■ Required work ■
Copy out each line below that has the word "двойников" in it.
┌──
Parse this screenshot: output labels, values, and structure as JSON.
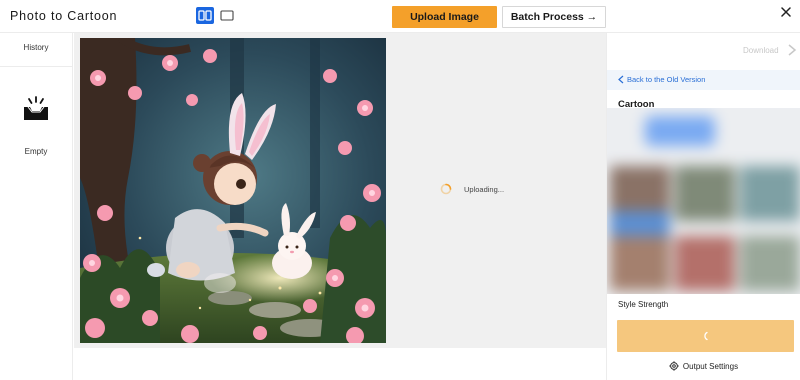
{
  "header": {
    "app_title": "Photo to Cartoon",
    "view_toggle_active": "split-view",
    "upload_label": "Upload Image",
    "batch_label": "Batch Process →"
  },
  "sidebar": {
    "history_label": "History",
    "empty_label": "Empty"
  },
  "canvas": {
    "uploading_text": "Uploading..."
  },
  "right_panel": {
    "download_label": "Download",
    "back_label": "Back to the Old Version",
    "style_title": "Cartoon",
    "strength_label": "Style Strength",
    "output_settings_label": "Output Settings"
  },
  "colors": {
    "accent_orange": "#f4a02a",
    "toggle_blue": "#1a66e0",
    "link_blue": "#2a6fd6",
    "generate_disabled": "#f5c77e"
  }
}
└──
┌──
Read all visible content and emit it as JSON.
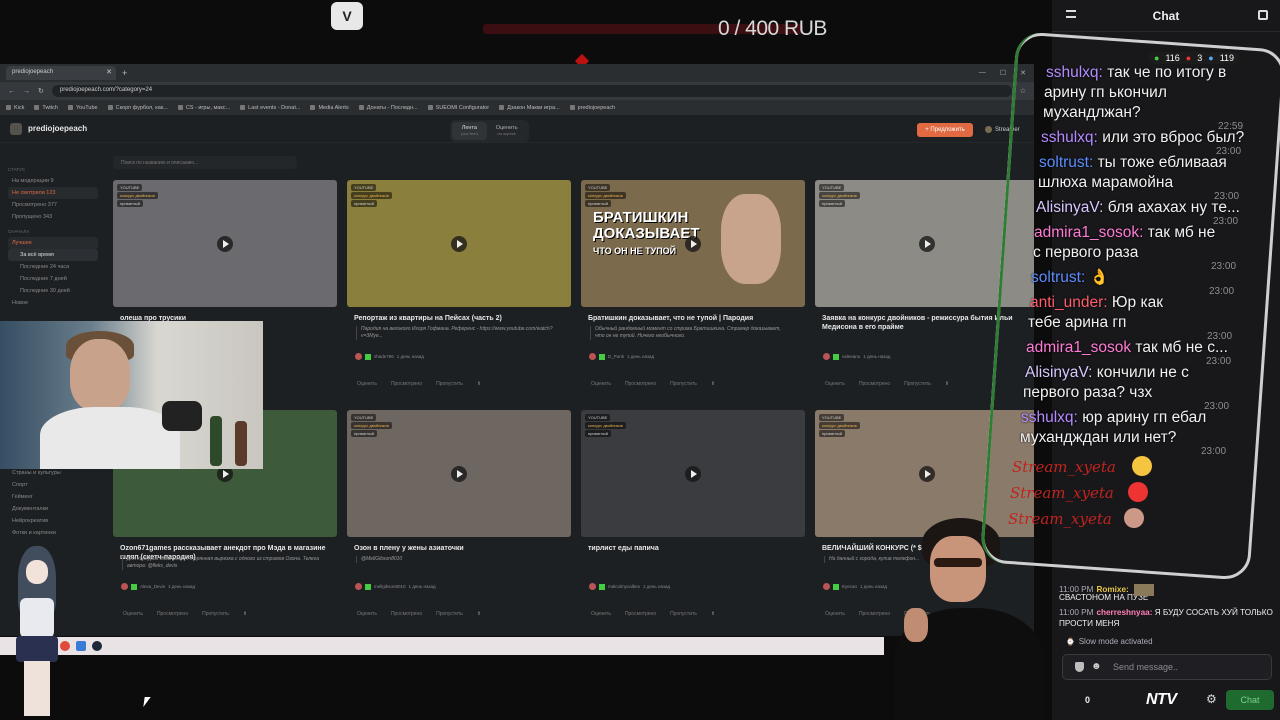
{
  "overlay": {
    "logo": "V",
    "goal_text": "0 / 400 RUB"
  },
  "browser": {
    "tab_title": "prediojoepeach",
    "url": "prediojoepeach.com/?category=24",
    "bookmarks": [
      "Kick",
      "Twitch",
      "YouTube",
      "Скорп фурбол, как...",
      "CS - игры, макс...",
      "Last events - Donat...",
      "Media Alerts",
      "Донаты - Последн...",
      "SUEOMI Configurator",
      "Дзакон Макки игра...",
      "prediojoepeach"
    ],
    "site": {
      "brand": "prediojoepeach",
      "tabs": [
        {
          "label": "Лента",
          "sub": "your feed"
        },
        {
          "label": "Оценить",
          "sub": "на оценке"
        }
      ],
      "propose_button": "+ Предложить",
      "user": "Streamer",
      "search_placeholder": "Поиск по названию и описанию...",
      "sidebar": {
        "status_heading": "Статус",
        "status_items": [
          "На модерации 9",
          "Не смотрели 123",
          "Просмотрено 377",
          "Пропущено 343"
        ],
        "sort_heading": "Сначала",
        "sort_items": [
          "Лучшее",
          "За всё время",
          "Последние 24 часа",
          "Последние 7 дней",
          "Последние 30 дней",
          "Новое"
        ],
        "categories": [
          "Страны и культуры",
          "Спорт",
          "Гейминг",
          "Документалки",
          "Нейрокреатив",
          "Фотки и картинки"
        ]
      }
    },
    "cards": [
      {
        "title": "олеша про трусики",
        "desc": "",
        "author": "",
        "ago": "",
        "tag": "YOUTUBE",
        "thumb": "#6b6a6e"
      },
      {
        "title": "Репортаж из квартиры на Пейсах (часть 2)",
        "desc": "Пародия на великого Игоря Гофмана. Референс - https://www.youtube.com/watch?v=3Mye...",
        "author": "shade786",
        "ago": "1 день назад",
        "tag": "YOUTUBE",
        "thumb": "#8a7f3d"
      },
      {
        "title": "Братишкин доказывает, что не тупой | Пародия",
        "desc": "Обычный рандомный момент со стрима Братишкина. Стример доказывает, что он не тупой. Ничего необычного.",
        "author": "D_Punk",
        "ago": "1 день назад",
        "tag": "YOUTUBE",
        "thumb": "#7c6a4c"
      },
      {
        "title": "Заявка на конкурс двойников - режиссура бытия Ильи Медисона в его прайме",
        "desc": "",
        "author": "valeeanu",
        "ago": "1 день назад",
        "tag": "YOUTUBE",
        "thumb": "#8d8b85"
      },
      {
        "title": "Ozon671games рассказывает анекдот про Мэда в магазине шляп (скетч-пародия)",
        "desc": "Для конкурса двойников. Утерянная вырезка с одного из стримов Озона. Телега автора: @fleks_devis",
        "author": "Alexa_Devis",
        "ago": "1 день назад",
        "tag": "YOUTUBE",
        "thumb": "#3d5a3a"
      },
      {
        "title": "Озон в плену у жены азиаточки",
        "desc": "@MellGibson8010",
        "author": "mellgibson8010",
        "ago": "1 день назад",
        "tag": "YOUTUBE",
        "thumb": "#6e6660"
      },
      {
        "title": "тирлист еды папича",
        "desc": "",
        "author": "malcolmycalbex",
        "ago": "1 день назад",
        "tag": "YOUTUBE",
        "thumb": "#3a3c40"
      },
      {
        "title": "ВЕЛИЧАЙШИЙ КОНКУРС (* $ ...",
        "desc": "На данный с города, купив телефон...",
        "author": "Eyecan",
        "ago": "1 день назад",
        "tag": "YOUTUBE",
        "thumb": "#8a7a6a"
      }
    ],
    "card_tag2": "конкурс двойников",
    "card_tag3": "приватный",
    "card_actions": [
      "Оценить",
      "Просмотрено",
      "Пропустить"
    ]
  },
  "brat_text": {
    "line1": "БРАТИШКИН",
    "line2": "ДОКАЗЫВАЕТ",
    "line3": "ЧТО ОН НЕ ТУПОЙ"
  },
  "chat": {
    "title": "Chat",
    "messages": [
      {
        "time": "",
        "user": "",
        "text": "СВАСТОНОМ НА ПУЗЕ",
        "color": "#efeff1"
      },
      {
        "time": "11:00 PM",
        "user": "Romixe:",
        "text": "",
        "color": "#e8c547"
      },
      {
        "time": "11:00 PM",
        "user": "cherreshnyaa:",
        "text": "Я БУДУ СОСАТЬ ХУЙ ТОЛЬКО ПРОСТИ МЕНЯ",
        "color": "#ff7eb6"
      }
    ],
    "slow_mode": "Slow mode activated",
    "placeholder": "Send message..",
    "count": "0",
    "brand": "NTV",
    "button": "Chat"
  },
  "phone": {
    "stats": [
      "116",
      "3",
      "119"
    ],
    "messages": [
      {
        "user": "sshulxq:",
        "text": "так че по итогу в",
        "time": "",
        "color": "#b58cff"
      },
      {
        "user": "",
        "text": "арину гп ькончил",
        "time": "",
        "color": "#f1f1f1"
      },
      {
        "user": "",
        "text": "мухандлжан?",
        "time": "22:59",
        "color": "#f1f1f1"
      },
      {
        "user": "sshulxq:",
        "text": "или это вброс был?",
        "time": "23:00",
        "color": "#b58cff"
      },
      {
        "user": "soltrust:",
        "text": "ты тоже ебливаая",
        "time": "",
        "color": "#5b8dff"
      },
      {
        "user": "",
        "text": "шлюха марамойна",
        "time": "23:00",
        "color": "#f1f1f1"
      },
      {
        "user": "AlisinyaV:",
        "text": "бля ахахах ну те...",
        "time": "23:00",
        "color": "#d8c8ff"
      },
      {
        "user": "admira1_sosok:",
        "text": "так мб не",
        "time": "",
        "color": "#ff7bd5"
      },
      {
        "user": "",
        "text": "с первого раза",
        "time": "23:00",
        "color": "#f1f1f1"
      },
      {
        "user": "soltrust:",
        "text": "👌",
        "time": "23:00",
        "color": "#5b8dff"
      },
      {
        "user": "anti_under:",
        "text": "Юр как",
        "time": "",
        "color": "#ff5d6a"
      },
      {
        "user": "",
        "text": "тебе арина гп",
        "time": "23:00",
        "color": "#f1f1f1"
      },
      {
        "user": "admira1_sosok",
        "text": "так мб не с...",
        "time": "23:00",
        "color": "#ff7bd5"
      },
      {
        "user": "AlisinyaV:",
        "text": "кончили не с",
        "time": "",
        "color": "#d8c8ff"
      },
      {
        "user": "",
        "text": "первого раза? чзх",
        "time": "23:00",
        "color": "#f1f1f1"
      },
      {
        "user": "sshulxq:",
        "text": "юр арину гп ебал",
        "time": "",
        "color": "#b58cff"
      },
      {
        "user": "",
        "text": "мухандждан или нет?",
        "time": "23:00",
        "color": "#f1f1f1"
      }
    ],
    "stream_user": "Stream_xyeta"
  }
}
└──
┌──
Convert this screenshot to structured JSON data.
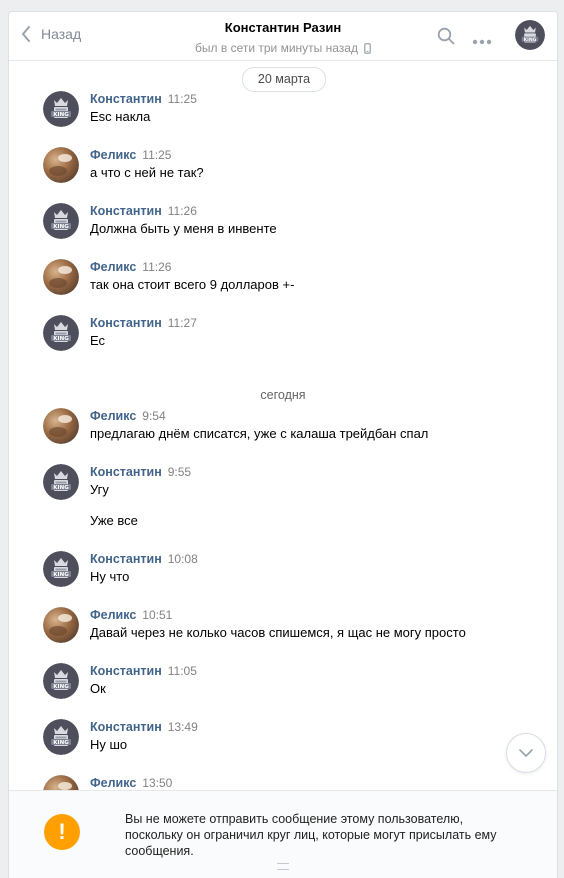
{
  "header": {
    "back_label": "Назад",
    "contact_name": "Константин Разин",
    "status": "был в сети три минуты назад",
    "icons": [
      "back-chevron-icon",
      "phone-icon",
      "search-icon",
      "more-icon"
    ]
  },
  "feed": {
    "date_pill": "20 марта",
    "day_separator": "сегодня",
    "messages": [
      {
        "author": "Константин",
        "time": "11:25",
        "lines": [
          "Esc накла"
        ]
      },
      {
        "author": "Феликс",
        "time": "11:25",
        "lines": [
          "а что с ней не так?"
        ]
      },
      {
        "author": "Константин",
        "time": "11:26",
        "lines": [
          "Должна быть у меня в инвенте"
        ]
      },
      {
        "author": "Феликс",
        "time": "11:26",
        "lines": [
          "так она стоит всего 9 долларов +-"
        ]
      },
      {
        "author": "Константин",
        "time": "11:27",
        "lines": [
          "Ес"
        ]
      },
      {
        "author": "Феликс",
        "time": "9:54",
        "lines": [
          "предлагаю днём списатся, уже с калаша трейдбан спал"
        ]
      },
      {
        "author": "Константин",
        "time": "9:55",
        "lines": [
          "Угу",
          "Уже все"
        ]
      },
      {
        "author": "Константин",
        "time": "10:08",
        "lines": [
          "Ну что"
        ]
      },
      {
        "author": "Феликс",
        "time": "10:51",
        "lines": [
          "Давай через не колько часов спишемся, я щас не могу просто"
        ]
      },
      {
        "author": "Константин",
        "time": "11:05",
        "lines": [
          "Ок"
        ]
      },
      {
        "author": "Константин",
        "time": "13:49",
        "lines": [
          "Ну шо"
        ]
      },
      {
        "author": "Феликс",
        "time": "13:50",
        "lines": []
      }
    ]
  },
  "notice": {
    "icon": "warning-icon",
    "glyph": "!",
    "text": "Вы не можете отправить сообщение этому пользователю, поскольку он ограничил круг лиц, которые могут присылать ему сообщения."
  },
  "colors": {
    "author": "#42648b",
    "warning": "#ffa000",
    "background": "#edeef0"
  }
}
└──
■ Exercise output ■
        "title": "Заявка на конкурс двойников - режиссура бытия Ильи Медисона в его прайме",
        "desc": "Для конкурса двойников. Утерянная вырезка с одного из стримов Озона. Телега автора: @fleks_devis",
    "card_tag2": "конкурс двойников",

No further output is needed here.